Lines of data
========================
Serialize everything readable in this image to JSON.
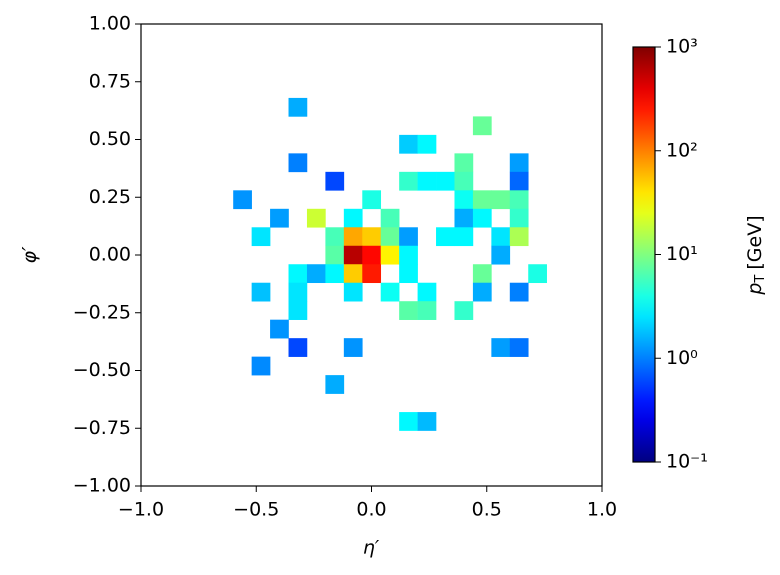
{
  "chart_data": {
    "type": "hist2d",
    "xlabel": "η′",
    "ylabel": "φ′",
    "colorbar_label": {
      "symbol": "p",
      "subscript": "T",
      "unit": "[GeV]"
    },
    "bin_size": 0.08,
    "x": [
      -0.32,
      0.48,
      0.16,
      0.24,
      -0.32,
      0.4,
      0.64,
      -0.16,
      0.16,
      0.24,
      0.32,
      0.4,
      0.64,
      -0.56,
      0.0,
      0.4,
      0.48,
      0.56,
      0.64,
      -0.4,
      -0.24,
      -0.08,
      0.08,
      0.4,
      0.48,
      0.64,
      -0.48,
      -0.16,
      -0.08,
      0.0,
      0.08,
      0.16,
      0.32,
      0.4,
      0.56,
      0.64,
      -0.16,
      -0.08,
      0.0,
      0.08,
      0.16,
      0.56,
      -0.32,
      -0.24,
      -0.16,
      -0.08,
      0.0,
      0.16,
      0.48,
      0.72,
      -0.48,
      -0.32,
      -0.08,
      0.08,
      0.24,
      0.48,
      0.64,
      -0.32,
      0.16,
      0.24,
      0.4,
      -0.4,
      -0.32,
      -0.08,
      0.56,
      0.64,
      -0.48,
      -0.16,
      0.16,
      0.24
    ],
    "y": [
      0.64,
      0.56,
      0.48,
      0.48,
      0.4,
      0.4,
      0.4,
      0.32,
      0.32,
      0.32,
      0.32,
      0.32,
      0.32,
      0.24,
      0.24,
      0.24,
      0.24,
      0.24,
      0.24,
      0.16,
      0.16,
      0.16,
      0.16,
      0.16,
      0.16,
      0.16,
      0.08,
      0.08,
      0.08,
      0.08,
      0.08,
      0.08,
      0.08,
      0.08,
      0.08,
      0.08,
      0.0,
      0.0,
      0.0,
      0.0,
      0.0,
      0.0,
      -0.08,
      -0.08,
      -0.08,
      -0.08,
      -0.08,
      -0.08,
      -0.08,
      -0.08,
      -0.16,
      -0.16,
      -0.16,
      -0.16,
      -0.16,
      -0.16,
      -0.16,
      -0.24,
      -0.24,
      -0.24,
      -0.24,
      -0.32,
      -0.4,
      -0.4,
      -0.4,
      -0.4,
      -0.48,
      -0.56,
      -0.72,
      -0.72
    ],
    "values": [
      1.5,
      8,
      2,
      3,
      1.0,
      7,
      1.3,
      0.6,
      5,
      3,
      3,
      6,
      0.8,
      1.2,
      4,
      3.5,
      8,
      8,
      6,
      1.3,
      20,
      3,
      6,
      1.5,
      3,
      5,
      2.5,
      6,
      70,
      50,
      8,
      1.3,
      3,
      3,
      2.5,
      15,
      7,
      600,
      300,
      35,
      3,
      1.5,
      3,
      1.5,
      3,
      50,
      250,
      3,
      8,
      4,
      1.8,
      2.5,
      2.5,
      3.5,
      3,
      1.5,
      1.0,
      2.5,
      7,
      6,
      5,
      1.2,
      0.6,
      1.2,
      1.3,
      0.9,
      1.1,
      1.5,
      3,
      1.7
    ],
    "xlim": [
      -1,
      1
    ],
    "ylim": [
      -1,
      1
    ],
    "xticks": [
      {
        "value": -1,
        "label": "−1.0"
      },
      {
        "value": -0.5,
        "label": "−0.5"
      },
      {
        "value": 0,
        "label": "0.0"
      },
      {
        "value": 0.5,
        "label": "0.5"
      },
      {
        "value": 1,
        "label": "1.0"
      }
    ],
    "yticks": [
      {
        "value": 1,
        "label": "1.00"
      },
      {
        "value": 0.75,
        "label": "0.75"
      },
      {
        "value": 0.5,
        "label": "0.50"
      },
      {
        "value": 0.25,
        "label": "0.25"
      },
      {
        "value": 0,
        "label": "0.00"
      },
      {
        "value": -0.25,
        "label": "−0.25"
      },
      {
        "value": -0.5,
        "label": "−0.50"
      },
      {
        "value": -0.75,
        "label": "−0.75"
      },
      {
        "value": -1,
        "label": "−1.00"
      }
    ],
    "cmap": "jet",
    "clim": [
      0.1,
      1000
    ],
    "color_log": true,
    "cticks": [
      {
        "value": 0.1,
        "label": "10⁻¹"
      },
      {
        "value": 1,
        "label": "10⁰"
      },
      {
        "value": 10,
        "label": "10¹"
      },
      {
        "value": 100,
        "label": "10²"
      },
      {
        "value": 1000,
        "label": "10³"
      }
    ]
  }
}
========================
■ THE PROBLEM
Reproduce each line of the records exactly, and omit every picture.

■ RESULT FOR THIS EXERCISE
Serialize everything readable in this image to JSON.
{
  "chart_data": {
    "type": "hist2d",
    "xlabel": "η′",
    "ylabel": "φ′",
    "colorbar_label": {
      "symbol": "p",
      "subscript": "T",
      "unit": "[GeV]"
    },
    "bin_size": 0.08,
    "x": [
      -0.32,
      0.48,
      0.16,
      0.24,
      -0.32,
      0.4,
      0.64,
      -0.16,
      0.16,
      0.24,
      0.32,
      0.4,
      0.64,
      -0.56,
      0.0,
      0.4,
      0.48,
      0.56,
      0.64,
      -0.4,
      -0.24,
      -0.08,
      0.08,
      0.4,
      0.48,
      0.64,
      -0.48,
      -0.16,
      -0.08,
      0.0,
      0.08,
      0.16,
      0.32,
      0.4,
      0.56,
      0.64,
      -0.16,
      -0.08,
      0.0,
      0.08,
      0.16,
      0.56,
      -0.32,
      -0.24,
      -0.16,
      -0.08,
      0.0,
      0.16,
      0.48,
      0.72,
      -0.48,
      -0.32,
      -0.08,
      0.08,
      0.24,
      0.48,
      0.64,
      -0.32,
      0.16,
      0.24,
      0.4,
      -0.4,
      -0.32,
      -0.08,
      0.56,
      0.64,
      -0.48,
      -0.16,
      0.16,
      0.24
    ],
    "y": [
      0.64,
      0.56,
      0.48,
      0.48,
      0.4,
      0.4,
      0.4,
      0.32,
      0.32,
      0.32,
      0.32,
      0.32,
      0.32,
      0.24,
      0.24,
      0.24,
      0.24,
      0.24,
      0.24,
      0.16,
      0.16,
      0.16,
      0.16,
      0.16,
      0.16,
      0.16,
      0.08,
      0.08,
      0.08,
      0.08,
      0.08,
      0.08,
      0.08,
      0.08,
      0.08,
      0.08,
      0.0,
      0.0,
      0.0,
      0.0,
      0.0,
      0.0,
      -0.08,
      -0.08,
      -0.08,
      -0.08,
      -0.08,
      -0.08,
      -0.08,
      -0.08,
      -0.16,
      -0.16,
      -0.16,
      -0.16,
      -0.16,
      -0.16,
      -0.16,
      -0.24,
      -0.24,
      -0.24,
      -0.24,
      -0.32,
      -0.4,
      -0.4,
      -0.4,
      -0.4,
      -0.48,
      -0.56,
      -0.72,
      -0.72
    ],
    "values": [
      1.5,
      8,
      2,
      3,
      1.0,
      7,
      1.3,
      0.6,
      5,
      3,
      3,
      6,
      0.8,
      1.2,
      4,
      3.5,
      8,
      8,
      6,
      1.3,
      20,
      3,
      6,
      1.5,
      3,
      5,
      2.5,
      6,
      70,
      50,
      8,
      1.3,
      3,
      3,
      2.5,
      15,
      7,
      600,
      300,
      35,
      3,
      1.5,
      3,
      1.5,
      3,
      50,
      250,
      3,
      8,
      4,
      1.8,
      2.5,
      2.5,
      3.5,
      3,
      1.5,
      1.0,
      2.5,
      7,
      6,
      5,
      1.2,
      0.6,
      1.2,
      1.3,
      0.9,
      1.1,
      1.5,
      3,
      1.7
    ],
    "xlim": [
      -1,
      1
    ],
    "ylim": [
      -1,
      1
    ],
    "xticks": [
      {
        "value": -1,
        "label": "−1.0"
      },
      {
        "value": -0.5,
        "label": "−0.5"
      },
      {
        "value": 0,
        "label": "0.0"
      },
      {
        "value": 0.5,
        "label": "0.5"
      },
      {
        "value": 1,
        "label": "1.0"
      }
    ],
    "yticks": [
      {
        "value": 1,
        "label": "1.00"
      },
      {
        "value": 0.75,
        "label": "0.75"
      },
      {
        "value": 0.5,
        "label": "0.50"
      },
      {
        "value": 0.25,
        "label": "0.25"
      },
      {
        "value": 0,
        "label": "0.00"
      },
      {
        "value": -0.25,
        "label": "−0.25"
      },
      {
        "value": -0.5,
        "label": "−0.50"
      },
      {
        "value": -0.75,
        "label": "−0.75"
      },
      {
        "value": -1,
        "label": "−1.00"
      }
    ],
    "cmap": "jet",
    "clim": [
      0.1,
      1000
    ],
    "color_log": true,
    "cticks": [
      {
        "value": 0.1,
        "label": "10⁻¹"
      },
      {
        "value": 1,
        "label": "10⁰"
      },
      {
        "value": 10,
        "label": "10¹"
      },
      {
        "value": 100,
        "label": "10²"
      },
      {
        "value": 1000,
        "label": "10³"
      }
    ]
  }
}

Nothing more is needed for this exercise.